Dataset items

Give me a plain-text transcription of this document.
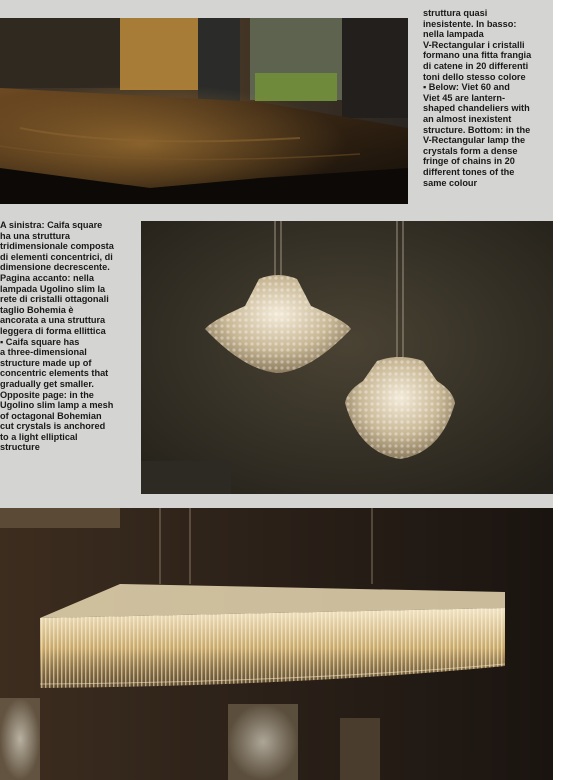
struttura quasi
inesistente. In basso:
nella lampada
V-Rectangular i cristalli
formano una fitta frangia
di catene in 20 differenti
toni dello stesso colore
▪ Below: Viet 60 and
Viet 45 are lantern-
shaped chandeliers with
an almost inexistent
structure. Bottom: in the
V-Rectangular lamp the
crystals form a dense
fringe of chains in 20
different tones of the
same colour

A sinistra: Caifa square
ha una struttura
tridimensionale composta
di elementi concentrici, di
dimensione decrescente.
Pagina accanto: nella
lampada Ugolino slim la
rete di cristalli ottagonali
taglio Bohemia è
ancorata a una struttura
leggera di forma ellittica
▪ Caifa square has
a three-dimensional
structure made up of
concentric elements that
gradually get smaller.
Opposite page: in the
Ugolino slim lamp a mesh
of octagonal Bohemian
cut crystals is anchored
to a light elliptical
structure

> [Directions for this task]:
Repeat each entry exactly as it appears; skip any picture.

> [Result for this task]:
Give me a plain-text transcription of this document.
struttura quasi
inesistente. In basso:
nella lampada
V-Rectangular i cristalli
formano una fitta frangia
di catene in 20 differenti
toni dello stesso colore
▪ Below: Viet 60 and
Viet 45 are lantern-
shaped chandeliers with
an almost inexistent
structure. Bottom: in the
V-Rectangular lamp the
crystals form a dense
fringe of chains in 20
different tones of the
same colour

A sinistra: Caifa square
ha una struttura
tridimensionale composta
di elementi concentrici, di
dimensione decrescente.
Pagina accanto: nella
lampada Ugolino slim la
rete di cristalli ottagonali
taglio Bohemia è
ancorata a una struttura
leggera di forma ellittica
▪ Caifa square has
a three-dimensional
structure made up of
concentric elements that
gradually get smaller.
Opposite page: in the
Ugolino slim lamp a mesh
of octagonal Bohemian
cut crystals is anchored
to a light elliptical
structure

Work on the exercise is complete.